(The task):
Work out how many lines of the records contain "payments". Answer with the number and nothing else.
[start of Excerpted data]
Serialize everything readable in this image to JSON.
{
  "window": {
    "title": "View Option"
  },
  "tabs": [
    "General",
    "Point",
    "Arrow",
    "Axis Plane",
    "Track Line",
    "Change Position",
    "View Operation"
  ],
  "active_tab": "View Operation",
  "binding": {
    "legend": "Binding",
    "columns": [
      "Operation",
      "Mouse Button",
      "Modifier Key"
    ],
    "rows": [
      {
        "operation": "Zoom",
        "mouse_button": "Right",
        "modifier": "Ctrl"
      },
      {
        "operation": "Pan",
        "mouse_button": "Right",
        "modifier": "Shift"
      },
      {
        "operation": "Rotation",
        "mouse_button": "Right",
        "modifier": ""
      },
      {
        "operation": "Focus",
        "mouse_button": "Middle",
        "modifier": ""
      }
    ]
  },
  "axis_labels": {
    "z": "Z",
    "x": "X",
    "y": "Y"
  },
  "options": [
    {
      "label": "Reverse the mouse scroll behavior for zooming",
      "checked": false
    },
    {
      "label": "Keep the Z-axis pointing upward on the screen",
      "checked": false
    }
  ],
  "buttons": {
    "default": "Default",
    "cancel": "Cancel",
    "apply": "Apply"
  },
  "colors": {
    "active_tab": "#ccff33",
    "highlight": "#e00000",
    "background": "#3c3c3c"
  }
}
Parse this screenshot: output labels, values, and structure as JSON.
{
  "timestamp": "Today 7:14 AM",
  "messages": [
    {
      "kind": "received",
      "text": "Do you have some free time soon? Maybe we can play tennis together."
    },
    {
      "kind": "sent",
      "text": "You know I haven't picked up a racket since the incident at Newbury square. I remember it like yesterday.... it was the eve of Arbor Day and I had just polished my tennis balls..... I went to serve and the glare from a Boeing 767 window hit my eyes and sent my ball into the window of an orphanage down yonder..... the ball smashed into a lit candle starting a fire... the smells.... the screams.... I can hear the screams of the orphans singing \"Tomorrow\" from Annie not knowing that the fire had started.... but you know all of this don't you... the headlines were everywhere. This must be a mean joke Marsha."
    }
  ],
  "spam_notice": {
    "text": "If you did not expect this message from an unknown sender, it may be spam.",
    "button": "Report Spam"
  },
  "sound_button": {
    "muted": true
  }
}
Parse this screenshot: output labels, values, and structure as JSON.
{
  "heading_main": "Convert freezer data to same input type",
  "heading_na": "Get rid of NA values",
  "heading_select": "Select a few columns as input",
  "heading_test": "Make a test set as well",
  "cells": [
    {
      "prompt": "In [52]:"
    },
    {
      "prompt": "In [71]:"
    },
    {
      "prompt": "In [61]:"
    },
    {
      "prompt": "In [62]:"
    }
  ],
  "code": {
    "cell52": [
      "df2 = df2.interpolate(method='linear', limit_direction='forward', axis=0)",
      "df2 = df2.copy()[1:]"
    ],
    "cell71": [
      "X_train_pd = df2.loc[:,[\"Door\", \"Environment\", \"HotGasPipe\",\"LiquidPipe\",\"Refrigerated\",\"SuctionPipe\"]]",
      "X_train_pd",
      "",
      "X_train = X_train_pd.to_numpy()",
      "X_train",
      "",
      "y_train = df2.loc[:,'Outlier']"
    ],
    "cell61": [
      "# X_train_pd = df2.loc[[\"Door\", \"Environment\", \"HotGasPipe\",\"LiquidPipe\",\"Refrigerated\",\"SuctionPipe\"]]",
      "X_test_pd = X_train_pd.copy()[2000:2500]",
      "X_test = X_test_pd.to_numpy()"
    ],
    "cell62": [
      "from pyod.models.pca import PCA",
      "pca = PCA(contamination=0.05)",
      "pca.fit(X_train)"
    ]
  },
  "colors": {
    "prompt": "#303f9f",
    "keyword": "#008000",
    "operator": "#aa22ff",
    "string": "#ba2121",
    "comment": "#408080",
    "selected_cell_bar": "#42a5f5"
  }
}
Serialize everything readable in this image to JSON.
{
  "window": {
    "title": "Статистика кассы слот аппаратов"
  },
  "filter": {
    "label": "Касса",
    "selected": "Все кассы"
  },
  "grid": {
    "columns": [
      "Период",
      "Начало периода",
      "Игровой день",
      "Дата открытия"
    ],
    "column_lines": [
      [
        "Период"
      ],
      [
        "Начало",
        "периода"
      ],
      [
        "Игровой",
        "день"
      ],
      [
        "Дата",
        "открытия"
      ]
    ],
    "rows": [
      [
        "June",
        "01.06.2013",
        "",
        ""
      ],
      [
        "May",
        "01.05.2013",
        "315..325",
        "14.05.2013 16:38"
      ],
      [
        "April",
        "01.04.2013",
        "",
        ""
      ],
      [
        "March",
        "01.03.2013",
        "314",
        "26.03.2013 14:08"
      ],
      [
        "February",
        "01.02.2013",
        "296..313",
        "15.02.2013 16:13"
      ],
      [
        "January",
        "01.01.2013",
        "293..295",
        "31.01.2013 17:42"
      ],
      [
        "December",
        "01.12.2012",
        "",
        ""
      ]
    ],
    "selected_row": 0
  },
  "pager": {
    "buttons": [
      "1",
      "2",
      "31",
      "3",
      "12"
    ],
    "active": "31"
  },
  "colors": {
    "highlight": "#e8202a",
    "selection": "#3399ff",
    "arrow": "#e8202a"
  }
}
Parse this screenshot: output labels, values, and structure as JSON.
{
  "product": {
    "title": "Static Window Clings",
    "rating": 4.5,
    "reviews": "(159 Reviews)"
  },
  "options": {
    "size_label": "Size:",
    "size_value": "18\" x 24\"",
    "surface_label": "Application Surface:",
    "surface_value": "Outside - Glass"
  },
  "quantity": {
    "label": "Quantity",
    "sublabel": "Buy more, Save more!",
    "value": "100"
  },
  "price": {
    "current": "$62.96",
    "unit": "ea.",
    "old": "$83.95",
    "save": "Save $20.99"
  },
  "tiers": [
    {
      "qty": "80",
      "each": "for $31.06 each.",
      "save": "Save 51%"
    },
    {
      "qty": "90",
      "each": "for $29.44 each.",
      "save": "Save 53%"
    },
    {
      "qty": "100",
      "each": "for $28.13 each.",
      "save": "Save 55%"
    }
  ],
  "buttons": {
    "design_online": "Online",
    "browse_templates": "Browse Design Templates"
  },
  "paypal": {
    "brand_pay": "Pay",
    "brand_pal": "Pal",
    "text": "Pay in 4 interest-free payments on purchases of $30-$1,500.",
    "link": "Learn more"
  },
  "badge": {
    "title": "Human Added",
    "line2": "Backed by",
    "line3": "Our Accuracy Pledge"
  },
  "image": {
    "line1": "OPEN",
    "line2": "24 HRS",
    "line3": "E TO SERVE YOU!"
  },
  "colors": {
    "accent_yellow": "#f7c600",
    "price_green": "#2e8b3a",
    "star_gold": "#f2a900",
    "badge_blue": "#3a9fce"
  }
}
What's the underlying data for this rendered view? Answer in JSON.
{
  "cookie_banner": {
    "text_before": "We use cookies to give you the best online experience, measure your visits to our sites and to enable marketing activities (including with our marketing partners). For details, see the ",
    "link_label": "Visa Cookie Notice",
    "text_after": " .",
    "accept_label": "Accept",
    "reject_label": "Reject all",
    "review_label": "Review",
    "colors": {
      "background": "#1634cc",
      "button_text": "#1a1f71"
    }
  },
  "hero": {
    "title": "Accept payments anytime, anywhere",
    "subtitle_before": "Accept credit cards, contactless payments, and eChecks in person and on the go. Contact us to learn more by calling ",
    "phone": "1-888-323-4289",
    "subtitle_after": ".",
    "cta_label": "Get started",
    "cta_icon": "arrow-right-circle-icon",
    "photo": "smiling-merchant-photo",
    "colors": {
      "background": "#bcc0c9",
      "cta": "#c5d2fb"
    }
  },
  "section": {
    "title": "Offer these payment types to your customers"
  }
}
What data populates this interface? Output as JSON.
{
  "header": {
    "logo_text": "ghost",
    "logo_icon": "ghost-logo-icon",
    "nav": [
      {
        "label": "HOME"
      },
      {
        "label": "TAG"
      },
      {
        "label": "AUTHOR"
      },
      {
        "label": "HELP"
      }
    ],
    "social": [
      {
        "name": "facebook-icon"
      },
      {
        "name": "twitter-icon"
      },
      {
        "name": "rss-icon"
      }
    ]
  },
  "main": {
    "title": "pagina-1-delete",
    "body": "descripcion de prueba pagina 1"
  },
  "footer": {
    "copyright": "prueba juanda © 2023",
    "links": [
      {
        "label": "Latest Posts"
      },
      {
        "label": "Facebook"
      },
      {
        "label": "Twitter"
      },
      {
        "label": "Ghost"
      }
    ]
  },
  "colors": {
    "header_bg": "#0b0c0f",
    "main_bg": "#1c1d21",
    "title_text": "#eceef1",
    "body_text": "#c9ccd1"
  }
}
[end of Excerpted data]
(Answer for this exercise):
3